Le demandeur explique qu’il aurait introduit une demande auprès du ministre afin de bénéficier de la mesure transitoire prévue par la note de service n° 105/2007. Il précise que l’annexe 2 à la note de service n° 105/2007 comportant le tableau des commissaires nominativement visés par la mesure transitoire renseignerait notamment cinq commissaires qui seraient tous affectés à l’Unité centrale de la police de la route (UCPR). A cette liste, un commissaire membre du SRPR de Luxembourg aurait été ajouté le 25 janvier 2008. L’année suivante, au début du mois de janvier, un commissaire du SRPR d’Esch-sur-Alzette aurait encore été ajouté à ladite liste. Le demandeur précise que ces fonctionnaires, membres de l’UCPR ou du SRPR, seraient ainsi admis à obtenir le grade P7 tout en continuant d’exercer leurs fonctions au sein de leur unité actuelle sans avoir besoin de briguer un autre poste donnant droit au grade P7. Il critique que ce droit lui aurait été refusé au motif qu’au moment de l’entrée en vigueur de la note de service n° 105/2007, quatre postes à responsabilité avaient été autorisés par le ministre de la Justice au sein du SRPR de Luxembourg et que ces postes étaient occupés. Il fait valoir qu’en réalité, il existerait cinq postes à responsabilité au SRPR de Luxembourg dont deux commissaires hors cadre.

En droit, le demandeur conclut à l’annulation des décisions déférées pour violation de l’article 10bis de la Constitution sinon pour violation du principe général du droit de la fonction publique consacrant l’égalité d’accès à la fonction et à la promotion. Il soutient qu’à l’instar des fonctionnaires précités, il exercerait également ses fonctions auprès de la police de la route et plus précisément au sein du SRPR de Luxembourg, qu’il aurait reçu la même formation spécialisée, qu’il porterait le même uniforme et qu’il aurait le même matériel à sa disposition. Or, malgré cette égalité en fait et en droit, il ne bénéficierait pas de la mesure transitoire telle que définie par la note de service n° 105/2007, alors qu’il remplirait toutes les autres conditions.

Il précise encore que le commissaire …, …, affecté au SRPR de Luxembourg n’aurait au début pas figuré sur le tableau repris à l’annexe 2 de la note de service n° 105/2007, mais y aurait été ajouté en date du 25 janvier 2008 au motif que la mise hors cadre du commissaire … aurait permis de prendre en compte un nouveau poste à responsabilité. Or, l’administration aurait ainsi négligé le fait que le commissaire …, également en poste au SRPR de Luxembourg serait actuellement placé hors cadre sans que cet état des choses ait été pris en compte dans la détermination des postes à responsabilité. Il s’estime partant victime d’une discrimination contraire au principe de l’égalité de traitement par rapport à ses collègues sans que cette différence de traitement soit susceptible d'une justification au regard des critères dégagés par la Cour Constitutionnelle. Il juge cette situation d’autant plus inacceptable dès lors qu’il n’aurait plus aucune possibilité de rejoindre l’UCPR et se verrait partant contraint de briguer un autre poste à responsabilité pour pouvoir accéder au grade P7. Une telle façon de procéder serait contraire à une saine gestion tant des finances publiques que des ressources humaines puisqu’elle obligerait les fonctionnaires ayant suivi une formation spécialisée à changer de fonction, respectivement elle pénaliserait des fonctionnaires motivés en les obligeant à quitter leurs fonctions s’ils voulaient avancer en grade.
★ ★ ★
**TRAVAIL DEMANDÉ**
Pour chaque énoncé ci-dessous, indiquez par oui ou non s’il concorde avec le texte fourni plus haut, en citant mot pour mot le passage qui tranche.
1. Selon le demandeur, un commissaire membre du SRPR de Luxembourg aurait été ajouté à la liste le 25 janvier 2008.
2. Le demandeur affirme que le SRPR de Luxembourg ne compte en réalité que quatre postes à responsabilité.
3. Le demandeur invoque une violation de l’article 10bis de la Constitution.

**ENREGISTREMENTS FOURNIS**
★ ★ ★
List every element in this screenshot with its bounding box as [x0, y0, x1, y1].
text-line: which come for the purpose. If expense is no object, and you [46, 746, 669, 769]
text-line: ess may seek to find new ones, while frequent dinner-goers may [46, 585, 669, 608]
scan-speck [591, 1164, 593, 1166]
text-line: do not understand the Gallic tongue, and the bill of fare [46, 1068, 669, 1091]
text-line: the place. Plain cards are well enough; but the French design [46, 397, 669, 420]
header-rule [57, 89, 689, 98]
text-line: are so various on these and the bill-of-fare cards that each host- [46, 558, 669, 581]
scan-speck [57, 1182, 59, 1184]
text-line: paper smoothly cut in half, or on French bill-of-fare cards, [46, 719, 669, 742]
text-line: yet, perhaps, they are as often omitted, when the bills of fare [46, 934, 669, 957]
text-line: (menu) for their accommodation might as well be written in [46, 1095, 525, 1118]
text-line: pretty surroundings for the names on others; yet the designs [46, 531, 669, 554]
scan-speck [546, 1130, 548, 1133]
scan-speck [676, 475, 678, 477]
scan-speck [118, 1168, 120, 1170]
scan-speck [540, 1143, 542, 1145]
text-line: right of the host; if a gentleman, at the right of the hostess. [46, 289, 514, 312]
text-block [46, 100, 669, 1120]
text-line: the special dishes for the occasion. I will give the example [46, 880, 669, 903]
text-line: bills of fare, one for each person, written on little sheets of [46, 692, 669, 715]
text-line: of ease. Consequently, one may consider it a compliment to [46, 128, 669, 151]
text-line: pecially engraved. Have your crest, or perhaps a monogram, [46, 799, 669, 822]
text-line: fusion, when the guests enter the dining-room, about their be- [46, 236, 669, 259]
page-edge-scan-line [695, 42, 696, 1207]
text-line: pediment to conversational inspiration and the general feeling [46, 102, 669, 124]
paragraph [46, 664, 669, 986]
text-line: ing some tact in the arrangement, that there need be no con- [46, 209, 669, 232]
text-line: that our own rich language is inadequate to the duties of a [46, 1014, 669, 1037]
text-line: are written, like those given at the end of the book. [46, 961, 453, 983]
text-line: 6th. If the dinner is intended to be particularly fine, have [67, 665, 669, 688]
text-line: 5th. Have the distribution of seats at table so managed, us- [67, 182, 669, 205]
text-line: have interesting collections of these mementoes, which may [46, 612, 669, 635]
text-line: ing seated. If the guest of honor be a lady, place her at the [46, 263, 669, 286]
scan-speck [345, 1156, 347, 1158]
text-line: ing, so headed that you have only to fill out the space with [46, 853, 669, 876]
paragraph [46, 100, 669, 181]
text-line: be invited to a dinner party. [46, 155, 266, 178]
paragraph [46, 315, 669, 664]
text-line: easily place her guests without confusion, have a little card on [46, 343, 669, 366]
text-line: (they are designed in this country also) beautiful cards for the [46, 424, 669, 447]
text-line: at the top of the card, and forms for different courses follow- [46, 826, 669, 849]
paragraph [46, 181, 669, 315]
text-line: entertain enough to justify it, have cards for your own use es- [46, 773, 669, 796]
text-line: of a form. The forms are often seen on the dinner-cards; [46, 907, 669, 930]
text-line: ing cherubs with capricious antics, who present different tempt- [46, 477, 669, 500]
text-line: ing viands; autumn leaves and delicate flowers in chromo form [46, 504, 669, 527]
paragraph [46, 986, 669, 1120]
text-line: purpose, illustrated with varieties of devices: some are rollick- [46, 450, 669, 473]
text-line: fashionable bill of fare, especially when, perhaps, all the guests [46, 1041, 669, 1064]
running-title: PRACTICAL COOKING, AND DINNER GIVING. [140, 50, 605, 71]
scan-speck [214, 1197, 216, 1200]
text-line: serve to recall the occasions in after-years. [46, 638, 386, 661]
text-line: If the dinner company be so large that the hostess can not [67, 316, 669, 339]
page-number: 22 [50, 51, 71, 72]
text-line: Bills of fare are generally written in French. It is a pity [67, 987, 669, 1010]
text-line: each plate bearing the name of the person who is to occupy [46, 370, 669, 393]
★ ★ ★
**RÉPONSE**
1. Oui : « un commissaire membre du SRPR de Luxembourg aurait été ajouté le 25 janvier 2008 ».
2. Non : « il existerait cinq postes à responsabilité au SRPR de Luxembourg dont deux commissaires hors cadre ».
3. Oui : « le demandeur conclut à l’annulation des décisions déférées pour violation de l’article 10bis de la Constitution ».